# WHAT TO DO
Of all the lines in these entries, how many contain the string "программы"? Give only that count.

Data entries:
>> START

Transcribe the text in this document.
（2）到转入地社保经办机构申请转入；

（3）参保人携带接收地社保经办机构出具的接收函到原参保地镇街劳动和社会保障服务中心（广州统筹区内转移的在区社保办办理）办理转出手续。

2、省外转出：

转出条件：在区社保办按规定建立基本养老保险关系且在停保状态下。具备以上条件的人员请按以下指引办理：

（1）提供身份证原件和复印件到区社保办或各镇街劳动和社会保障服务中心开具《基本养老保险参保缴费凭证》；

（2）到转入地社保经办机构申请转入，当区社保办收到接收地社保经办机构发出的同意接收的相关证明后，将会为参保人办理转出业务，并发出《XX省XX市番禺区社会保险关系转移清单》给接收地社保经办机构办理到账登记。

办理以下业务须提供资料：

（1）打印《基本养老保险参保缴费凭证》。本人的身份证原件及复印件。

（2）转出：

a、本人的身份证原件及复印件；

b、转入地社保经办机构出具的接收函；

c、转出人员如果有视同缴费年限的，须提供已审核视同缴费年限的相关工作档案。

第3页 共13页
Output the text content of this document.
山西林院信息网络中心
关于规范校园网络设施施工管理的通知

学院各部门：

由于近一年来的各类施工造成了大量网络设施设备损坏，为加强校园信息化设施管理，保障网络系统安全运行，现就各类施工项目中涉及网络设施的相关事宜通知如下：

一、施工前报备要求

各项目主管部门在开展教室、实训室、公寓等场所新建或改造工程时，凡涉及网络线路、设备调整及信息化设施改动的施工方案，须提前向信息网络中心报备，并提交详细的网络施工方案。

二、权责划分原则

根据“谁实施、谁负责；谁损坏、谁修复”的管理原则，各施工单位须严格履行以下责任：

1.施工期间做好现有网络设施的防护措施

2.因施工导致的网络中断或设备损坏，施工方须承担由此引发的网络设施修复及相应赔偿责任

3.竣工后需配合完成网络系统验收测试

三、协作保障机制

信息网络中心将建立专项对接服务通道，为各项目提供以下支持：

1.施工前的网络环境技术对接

>> END
>> START

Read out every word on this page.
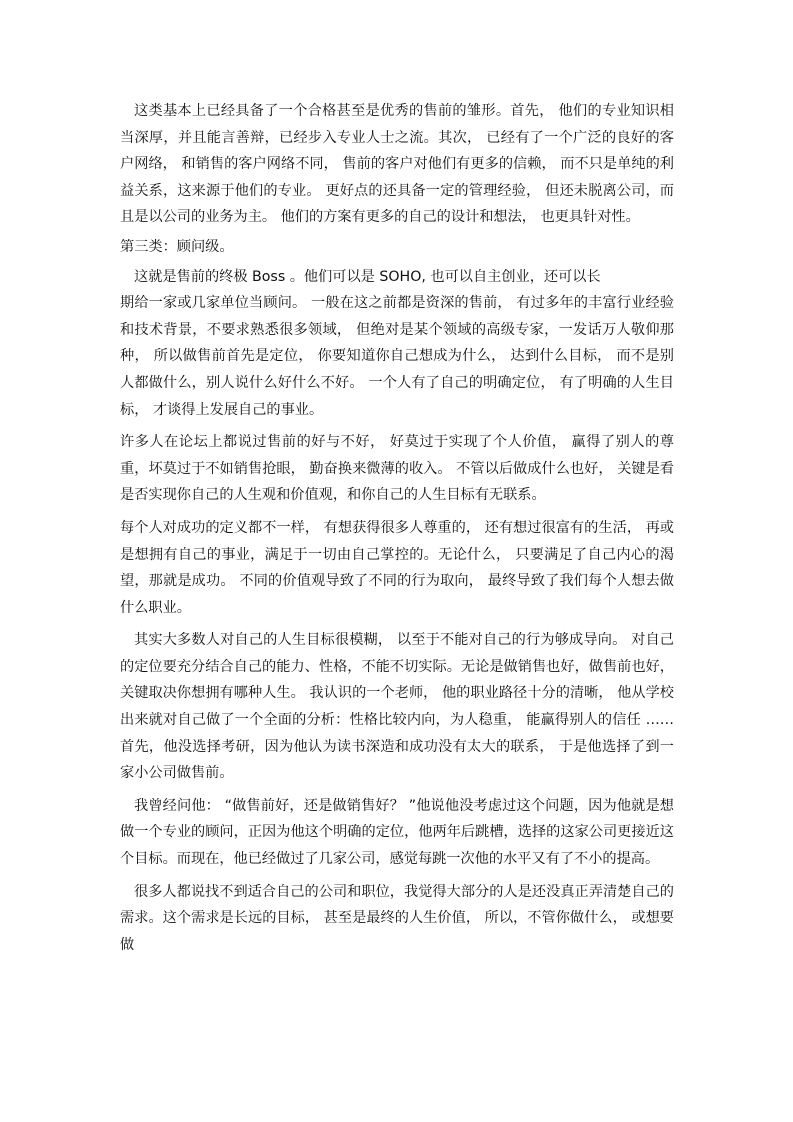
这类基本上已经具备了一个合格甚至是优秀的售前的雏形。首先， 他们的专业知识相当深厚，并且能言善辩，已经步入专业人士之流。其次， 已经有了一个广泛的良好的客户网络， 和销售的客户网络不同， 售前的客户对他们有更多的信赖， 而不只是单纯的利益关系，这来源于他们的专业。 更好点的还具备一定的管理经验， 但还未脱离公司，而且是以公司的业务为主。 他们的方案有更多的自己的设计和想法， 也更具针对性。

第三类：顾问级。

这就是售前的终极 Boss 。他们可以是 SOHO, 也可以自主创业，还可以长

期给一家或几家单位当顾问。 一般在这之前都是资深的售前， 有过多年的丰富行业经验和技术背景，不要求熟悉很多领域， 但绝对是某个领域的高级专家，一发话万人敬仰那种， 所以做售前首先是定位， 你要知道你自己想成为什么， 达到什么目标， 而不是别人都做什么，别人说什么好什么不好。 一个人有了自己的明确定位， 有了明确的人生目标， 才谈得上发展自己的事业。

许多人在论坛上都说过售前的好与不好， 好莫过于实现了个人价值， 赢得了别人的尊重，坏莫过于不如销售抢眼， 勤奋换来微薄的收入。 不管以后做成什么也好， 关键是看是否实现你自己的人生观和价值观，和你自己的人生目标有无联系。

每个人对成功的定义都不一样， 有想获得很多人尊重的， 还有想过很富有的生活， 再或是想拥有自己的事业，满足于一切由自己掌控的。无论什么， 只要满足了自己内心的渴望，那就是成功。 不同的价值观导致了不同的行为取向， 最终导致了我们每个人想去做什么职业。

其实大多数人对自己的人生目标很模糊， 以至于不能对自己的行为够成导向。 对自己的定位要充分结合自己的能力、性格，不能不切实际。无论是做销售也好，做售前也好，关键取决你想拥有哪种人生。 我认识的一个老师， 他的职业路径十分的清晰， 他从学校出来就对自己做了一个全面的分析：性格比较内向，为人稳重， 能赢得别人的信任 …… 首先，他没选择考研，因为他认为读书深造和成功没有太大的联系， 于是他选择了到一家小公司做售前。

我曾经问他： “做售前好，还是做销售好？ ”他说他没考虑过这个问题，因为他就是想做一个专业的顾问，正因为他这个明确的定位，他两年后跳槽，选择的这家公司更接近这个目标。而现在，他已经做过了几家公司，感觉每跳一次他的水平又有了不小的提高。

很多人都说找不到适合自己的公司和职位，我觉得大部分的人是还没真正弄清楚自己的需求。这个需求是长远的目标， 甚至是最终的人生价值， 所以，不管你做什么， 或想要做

>> END
>> START

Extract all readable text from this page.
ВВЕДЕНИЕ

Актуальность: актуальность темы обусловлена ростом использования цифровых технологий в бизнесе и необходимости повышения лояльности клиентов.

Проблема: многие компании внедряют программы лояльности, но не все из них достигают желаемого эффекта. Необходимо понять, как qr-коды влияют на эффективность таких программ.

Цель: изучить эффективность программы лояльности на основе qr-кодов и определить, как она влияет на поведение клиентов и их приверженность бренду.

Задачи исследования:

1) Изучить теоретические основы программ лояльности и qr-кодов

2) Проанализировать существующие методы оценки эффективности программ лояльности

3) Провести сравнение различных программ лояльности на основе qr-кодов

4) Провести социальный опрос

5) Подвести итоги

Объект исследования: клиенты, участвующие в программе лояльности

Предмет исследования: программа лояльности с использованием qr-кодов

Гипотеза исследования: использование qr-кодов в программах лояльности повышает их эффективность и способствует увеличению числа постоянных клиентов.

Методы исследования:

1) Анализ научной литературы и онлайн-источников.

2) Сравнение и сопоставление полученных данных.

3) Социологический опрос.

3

>> END

# TASK OUTPUT
2